▸ **EXERCISE**: Please copy the items from their first line through the line that contains "601, 845, 625]", keeping each line unchanged.

▸ **STORED ROWS**:

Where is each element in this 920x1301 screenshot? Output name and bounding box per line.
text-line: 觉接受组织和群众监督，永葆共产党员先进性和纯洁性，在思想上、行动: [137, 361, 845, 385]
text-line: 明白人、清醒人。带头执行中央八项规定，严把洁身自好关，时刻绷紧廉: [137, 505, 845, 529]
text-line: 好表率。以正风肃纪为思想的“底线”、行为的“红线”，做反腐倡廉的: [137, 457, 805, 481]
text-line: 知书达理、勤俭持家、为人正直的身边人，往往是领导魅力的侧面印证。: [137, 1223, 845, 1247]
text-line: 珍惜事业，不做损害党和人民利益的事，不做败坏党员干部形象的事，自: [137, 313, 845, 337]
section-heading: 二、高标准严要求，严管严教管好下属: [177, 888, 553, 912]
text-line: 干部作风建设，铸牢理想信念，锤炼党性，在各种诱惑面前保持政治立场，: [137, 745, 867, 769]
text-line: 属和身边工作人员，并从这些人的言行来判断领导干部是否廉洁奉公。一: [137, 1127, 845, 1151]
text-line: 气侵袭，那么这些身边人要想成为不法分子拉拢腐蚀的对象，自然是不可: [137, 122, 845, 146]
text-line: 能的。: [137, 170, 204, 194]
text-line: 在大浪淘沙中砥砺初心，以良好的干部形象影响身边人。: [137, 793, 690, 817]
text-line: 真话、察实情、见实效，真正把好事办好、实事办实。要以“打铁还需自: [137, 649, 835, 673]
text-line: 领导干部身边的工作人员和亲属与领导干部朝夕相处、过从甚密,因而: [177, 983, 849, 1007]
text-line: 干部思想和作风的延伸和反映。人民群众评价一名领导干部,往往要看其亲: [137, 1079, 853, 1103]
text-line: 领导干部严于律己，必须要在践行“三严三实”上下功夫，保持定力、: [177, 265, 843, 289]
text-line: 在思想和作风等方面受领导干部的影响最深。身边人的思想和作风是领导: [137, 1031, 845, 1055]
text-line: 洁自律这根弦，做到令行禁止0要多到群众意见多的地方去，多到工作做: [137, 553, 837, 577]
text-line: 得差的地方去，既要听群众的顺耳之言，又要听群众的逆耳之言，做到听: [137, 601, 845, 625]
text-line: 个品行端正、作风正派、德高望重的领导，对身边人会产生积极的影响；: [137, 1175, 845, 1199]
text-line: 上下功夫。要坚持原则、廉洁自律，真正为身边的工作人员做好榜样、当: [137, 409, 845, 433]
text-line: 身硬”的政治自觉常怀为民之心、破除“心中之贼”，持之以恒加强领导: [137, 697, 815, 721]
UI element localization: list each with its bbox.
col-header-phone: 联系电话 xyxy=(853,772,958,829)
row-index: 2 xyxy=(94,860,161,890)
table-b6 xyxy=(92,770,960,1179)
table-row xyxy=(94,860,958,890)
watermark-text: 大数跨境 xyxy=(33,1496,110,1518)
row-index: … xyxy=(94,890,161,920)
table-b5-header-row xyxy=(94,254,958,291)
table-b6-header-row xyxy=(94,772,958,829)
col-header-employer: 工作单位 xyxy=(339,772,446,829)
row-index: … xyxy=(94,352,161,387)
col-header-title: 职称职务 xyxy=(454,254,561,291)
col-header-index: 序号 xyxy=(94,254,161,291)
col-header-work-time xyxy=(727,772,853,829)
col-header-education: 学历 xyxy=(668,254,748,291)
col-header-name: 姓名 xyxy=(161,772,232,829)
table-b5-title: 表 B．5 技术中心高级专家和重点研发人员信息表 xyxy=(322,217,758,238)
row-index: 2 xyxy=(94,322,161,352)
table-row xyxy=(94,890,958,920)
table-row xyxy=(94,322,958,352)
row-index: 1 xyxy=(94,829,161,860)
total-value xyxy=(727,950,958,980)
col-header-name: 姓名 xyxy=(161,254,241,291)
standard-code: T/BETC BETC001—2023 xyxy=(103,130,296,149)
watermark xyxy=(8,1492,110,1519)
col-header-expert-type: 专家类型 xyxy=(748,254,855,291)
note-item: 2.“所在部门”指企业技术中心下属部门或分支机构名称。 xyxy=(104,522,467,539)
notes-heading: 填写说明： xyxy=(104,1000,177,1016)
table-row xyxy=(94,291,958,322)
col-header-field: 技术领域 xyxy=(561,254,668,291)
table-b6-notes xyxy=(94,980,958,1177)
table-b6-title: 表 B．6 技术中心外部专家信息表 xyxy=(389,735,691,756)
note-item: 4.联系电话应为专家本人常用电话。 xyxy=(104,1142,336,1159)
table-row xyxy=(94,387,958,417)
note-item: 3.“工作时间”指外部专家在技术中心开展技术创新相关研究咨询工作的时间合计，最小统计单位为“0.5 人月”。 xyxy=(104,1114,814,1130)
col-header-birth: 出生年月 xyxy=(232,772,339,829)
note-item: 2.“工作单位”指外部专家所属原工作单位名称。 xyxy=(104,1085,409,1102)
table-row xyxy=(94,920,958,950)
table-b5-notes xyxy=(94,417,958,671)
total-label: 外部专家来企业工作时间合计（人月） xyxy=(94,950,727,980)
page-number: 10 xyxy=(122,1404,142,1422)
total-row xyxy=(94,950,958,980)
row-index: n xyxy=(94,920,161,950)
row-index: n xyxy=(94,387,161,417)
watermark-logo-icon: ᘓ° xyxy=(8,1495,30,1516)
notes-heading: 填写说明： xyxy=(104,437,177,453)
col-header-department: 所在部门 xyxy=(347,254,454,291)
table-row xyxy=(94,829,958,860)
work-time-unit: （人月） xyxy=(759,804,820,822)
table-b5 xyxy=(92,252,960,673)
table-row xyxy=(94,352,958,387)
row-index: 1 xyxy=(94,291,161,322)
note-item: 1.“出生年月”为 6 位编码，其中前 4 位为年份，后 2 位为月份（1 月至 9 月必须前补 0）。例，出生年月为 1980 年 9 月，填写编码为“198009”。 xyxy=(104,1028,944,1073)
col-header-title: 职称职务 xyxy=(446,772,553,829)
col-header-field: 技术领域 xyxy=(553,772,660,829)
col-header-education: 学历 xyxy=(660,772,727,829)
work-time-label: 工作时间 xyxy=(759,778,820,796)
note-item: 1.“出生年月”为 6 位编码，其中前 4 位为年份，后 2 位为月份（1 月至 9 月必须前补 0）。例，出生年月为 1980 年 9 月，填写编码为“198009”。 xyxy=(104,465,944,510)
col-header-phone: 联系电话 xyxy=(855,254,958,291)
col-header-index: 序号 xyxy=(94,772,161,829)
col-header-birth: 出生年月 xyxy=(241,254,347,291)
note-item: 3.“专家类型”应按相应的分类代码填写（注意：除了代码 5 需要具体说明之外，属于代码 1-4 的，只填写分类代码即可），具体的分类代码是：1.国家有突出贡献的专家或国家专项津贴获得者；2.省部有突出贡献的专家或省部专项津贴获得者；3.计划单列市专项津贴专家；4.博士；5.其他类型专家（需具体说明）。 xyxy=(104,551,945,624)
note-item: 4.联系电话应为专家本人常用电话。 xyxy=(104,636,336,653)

▸ **EXERCISE ANSWER**:
Where is each element in this 920x1301 screenshot? Output name and bounding box per line.
text-line: 觉接受组织和群众监督，永葆共产党员先进性和纯洁性，在思想上、行动: [137, 361, 845, 385]
text-line: 明白人、清醒人。带头执行中央八项规定，严把洁身自好关，时刻绷紧廉: [137, 505, 845, 529]
text-line: 好表率。以正风肃纪为思想的“底线”、行为的“红线”，做反腐倡廉的: [137, 457, 805, 481]
text-line: 知书达理、勤俭持家、为人正直的身边人，往往是领导魅力的侧面印证。: [137, 1223, 845, 1247]
text-line: 珍惜事业，不做损害党和人民利益的事，不做败坏党员干部形象的事，自: [137, 313, 845, 337]
section-heading: 二、高标准严要求，严管严教管好下属: [177, 888, 553, 912]
text-line: 干部作风建设，铸牢理想信念，锤炼党性，在各种诱惑面前保持政治立场，: [137, 745, 867, 769]
text-line: 属和身边工作人员，并从这些人的言行来判断领导干部是否廉洁奉公。一: [137, 1127, 845, 1151]
text-line: 气侵袭，那么这些身边人要想成为不法分子拉拢腐蚀的对象，自然是不可: [137, 122, 845, 146]
text-line: 能的。: [137, 170, 204, 194]
text-line: 在大浪淘沙中砥砺初心，以良好的干部形象影响身边人。: [137, 793, 690, 817]
text-line: 真话、察实情、见实效，真正把好事办好、实事办实。要以“打铁还需自: [137, 649, 835, 673]
text-line: 领导干部身边的工作人员和亲属与领导干部朝夕相处、过从甚密,因而: [177, 983, 849, 1007]
text-line: 干部思想和作风的延伸和反映。人民群众评价一名领导干部,往往要看其亲: [137, 1079, 853, 1103]
text-line: 领导干部严于律己，必须要在践行“三严三实”上下功夫，保持定力、: [177, 265, 843, 289]
text-line: 在思想和作风等方面受领导干部的影响最深。身边人的思想和作风是领导: [137, 1031, 845, 1055]
text-line: 洁自律这根弦，做到令行禁止0要多到群众意见多的地方去，多到工作做: [137, 553, 837, 577]
text-line: 得差的地方去，既要听群众的顺耳之言，又要听群众的逆耳之言，做到听: [137, 601, 845, 625]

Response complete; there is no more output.